Figure dataset records
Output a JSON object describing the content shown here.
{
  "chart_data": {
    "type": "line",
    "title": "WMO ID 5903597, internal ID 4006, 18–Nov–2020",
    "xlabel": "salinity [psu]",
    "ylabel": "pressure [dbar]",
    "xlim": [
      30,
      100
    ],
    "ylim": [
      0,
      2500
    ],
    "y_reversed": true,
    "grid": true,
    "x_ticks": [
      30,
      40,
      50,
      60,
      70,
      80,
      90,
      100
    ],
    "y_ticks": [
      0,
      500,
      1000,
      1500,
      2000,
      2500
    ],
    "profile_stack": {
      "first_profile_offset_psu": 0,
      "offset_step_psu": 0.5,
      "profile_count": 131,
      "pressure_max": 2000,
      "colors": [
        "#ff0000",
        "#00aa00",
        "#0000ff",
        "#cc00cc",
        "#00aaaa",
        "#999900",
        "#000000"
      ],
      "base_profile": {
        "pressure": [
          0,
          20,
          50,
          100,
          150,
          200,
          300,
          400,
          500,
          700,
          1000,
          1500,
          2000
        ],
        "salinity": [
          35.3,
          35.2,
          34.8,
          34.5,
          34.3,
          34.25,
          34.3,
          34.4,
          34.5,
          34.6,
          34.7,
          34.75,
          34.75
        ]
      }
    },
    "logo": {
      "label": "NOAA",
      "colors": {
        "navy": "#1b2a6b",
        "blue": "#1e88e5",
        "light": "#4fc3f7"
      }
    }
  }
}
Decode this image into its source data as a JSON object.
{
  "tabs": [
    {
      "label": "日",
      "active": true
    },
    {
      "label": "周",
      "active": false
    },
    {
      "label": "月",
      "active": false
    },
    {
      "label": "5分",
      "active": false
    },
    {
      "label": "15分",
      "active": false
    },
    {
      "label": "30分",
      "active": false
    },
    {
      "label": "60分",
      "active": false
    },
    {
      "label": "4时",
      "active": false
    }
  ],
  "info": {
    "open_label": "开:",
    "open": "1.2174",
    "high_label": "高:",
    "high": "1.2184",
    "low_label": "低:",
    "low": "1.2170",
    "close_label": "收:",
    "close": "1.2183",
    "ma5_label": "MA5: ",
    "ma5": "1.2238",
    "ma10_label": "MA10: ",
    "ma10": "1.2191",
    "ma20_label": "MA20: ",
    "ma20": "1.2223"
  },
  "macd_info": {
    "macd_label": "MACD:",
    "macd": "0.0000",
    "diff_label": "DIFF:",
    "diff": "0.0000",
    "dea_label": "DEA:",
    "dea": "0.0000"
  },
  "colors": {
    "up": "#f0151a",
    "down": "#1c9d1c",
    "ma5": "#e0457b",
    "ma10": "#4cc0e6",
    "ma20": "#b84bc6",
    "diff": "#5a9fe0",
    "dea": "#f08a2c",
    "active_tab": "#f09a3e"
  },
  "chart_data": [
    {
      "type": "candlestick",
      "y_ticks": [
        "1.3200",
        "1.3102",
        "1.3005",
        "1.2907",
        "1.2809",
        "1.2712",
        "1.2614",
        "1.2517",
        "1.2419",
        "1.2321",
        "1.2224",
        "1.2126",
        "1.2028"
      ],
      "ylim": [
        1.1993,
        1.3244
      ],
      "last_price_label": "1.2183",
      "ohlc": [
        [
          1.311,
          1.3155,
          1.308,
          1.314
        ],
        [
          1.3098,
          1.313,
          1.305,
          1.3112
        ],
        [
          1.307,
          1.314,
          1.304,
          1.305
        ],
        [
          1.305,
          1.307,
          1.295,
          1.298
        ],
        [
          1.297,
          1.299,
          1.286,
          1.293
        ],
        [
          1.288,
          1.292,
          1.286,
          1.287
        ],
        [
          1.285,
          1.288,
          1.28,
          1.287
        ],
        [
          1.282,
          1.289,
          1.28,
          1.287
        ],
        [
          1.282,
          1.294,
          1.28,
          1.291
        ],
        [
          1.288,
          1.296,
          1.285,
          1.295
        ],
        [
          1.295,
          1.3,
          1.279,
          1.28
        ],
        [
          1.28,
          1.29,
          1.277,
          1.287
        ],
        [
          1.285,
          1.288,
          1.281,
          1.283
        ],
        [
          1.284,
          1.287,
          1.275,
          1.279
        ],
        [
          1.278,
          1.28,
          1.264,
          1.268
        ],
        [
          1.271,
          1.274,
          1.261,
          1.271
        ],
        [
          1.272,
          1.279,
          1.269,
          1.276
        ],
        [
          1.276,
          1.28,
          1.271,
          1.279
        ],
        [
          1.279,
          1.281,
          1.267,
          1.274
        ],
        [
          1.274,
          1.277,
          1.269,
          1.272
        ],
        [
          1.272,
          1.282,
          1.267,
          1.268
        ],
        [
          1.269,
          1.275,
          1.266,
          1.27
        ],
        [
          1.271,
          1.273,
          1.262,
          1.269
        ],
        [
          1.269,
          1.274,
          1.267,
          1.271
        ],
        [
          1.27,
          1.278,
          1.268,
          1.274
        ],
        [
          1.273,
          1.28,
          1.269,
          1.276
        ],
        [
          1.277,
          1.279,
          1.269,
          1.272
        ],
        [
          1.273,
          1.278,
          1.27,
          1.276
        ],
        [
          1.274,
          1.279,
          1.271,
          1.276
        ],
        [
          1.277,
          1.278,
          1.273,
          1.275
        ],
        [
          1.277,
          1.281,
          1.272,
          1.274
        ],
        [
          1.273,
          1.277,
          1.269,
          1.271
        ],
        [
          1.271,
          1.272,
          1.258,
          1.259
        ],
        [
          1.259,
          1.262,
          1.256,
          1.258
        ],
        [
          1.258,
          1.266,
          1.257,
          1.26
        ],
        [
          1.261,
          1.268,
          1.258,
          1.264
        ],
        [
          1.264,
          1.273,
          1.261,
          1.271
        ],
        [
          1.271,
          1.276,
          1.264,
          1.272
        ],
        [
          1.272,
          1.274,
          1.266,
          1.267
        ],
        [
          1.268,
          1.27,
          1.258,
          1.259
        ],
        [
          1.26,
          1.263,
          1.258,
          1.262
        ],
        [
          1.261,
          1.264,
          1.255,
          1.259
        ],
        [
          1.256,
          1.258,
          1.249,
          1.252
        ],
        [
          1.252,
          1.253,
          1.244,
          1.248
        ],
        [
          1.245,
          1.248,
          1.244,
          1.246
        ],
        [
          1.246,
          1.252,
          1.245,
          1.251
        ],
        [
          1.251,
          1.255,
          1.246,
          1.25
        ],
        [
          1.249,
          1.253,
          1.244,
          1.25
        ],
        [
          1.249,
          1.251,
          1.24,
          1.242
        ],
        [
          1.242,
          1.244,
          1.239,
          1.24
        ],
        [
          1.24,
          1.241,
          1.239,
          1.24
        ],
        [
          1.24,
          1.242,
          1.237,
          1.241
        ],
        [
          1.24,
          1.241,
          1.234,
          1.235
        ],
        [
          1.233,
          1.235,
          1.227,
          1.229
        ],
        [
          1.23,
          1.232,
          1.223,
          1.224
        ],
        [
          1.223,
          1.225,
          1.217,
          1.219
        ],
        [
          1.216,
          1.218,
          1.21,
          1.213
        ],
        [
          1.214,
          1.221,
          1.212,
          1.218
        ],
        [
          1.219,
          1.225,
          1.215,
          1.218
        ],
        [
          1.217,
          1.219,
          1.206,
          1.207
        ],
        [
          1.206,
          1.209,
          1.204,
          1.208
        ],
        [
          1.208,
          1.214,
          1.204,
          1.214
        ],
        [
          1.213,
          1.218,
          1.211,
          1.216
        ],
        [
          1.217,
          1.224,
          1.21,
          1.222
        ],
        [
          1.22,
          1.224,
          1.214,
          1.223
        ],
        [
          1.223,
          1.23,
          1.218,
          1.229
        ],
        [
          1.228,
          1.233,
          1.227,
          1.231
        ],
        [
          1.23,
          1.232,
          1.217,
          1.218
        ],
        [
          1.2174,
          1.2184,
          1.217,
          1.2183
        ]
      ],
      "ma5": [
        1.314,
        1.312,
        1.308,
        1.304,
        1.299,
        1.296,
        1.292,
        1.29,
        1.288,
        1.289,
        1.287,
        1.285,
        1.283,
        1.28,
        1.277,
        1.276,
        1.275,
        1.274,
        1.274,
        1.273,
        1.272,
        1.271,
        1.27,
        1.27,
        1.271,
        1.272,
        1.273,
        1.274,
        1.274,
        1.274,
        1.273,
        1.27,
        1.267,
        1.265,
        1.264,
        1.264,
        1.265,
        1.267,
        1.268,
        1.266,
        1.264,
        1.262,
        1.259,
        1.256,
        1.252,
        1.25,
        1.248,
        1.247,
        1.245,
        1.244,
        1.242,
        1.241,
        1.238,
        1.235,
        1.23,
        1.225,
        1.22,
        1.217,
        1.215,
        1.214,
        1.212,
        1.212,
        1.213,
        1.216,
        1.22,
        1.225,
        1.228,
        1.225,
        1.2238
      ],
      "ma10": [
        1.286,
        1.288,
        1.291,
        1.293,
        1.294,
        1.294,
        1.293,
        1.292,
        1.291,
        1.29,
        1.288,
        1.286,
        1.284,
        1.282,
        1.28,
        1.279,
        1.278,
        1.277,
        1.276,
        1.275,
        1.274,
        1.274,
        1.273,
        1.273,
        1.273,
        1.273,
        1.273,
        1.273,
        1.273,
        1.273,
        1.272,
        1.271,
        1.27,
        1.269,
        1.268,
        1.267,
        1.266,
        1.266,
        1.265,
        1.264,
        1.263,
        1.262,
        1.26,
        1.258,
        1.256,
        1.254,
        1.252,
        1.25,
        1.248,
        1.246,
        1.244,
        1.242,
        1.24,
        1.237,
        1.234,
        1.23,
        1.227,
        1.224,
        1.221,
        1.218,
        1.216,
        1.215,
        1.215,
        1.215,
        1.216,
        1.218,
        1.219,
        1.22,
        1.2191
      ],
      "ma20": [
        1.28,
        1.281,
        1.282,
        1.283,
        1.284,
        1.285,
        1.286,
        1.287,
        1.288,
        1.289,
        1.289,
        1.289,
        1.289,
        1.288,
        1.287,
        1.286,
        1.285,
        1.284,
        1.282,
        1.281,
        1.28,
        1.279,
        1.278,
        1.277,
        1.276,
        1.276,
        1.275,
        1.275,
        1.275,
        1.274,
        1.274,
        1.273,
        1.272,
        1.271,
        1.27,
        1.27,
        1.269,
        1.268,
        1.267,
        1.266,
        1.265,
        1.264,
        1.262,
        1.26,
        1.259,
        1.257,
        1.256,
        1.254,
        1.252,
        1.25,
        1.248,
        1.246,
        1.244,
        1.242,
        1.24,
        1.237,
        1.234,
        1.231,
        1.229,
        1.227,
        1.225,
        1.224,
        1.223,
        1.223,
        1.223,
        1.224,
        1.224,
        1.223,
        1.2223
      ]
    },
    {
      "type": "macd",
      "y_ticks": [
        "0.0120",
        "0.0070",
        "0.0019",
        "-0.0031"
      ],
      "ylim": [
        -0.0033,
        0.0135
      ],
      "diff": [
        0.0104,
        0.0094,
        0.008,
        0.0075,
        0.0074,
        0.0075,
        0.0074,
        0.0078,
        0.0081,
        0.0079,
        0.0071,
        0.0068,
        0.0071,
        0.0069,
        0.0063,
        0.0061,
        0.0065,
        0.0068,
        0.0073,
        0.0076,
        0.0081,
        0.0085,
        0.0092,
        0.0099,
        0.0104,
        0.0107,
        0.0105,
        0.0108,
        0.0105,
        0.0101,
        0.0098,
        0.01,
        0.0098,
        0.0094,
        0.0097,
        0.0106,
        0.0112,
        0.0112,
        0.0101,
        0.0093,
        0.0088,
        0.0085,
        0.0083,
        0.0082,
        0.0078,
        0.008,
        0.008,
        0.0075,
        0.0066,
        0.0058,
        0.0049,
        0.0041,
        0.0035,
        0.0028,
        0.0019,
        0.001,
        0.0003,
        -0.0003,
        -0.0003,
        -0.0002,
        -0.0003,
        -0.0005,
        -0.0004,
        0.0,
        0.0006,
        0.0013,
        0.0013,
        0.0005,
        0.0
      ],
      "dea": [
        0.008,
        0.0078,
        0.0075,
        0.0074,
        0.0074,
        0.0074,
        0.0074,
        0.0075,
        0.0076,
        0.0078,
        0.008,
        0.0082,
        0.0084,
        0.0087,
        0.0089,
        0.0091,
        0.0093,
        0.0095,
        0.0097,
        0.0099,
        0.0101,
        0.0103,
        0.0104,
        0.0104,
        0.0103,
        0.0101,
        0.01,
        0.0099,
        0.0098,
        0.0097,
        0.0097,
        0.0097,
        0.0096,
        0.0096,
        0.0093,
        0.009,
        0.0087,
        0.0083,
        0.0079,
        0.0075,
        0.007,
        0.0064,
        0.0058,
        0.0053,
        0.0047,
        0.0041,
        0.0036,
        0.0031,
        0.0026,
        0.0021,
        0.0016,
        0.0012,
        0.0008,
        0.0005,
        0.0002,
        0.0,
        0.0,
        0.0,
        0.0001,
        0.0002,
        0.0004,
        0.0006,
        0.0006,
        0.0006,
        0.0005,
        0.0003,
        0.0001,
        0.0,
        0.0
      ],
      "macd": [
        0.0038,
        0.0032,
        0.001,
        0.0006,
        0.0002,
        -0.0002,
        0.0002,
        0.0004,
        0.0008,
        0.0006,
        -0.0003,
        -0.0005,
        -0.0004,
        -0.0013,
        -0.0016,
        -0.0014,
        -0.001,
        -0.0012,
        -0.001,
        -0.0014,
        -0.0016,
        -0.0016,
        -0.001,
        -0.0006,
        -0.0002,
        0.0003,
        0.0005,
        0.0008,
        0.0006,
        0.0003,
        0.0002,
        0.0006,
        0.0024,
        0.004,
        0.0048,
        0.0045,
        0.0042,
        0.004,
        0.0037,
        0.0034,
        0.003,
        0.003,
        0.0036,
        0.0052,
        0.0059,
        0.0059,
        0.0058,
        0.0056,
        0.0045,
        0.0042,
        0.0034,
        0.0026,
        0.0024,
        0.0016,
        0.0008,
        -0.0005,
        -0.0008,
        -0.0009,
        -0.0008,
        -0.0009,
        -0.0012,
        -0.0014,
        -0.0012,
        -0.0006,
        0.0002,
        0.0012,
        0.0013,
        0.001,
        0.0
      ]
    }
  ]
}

__PROBLEM TO SOLVE__
Count the lines above that contain the word "true", and reply with only that number.

__CORRECT OUTPUT__
3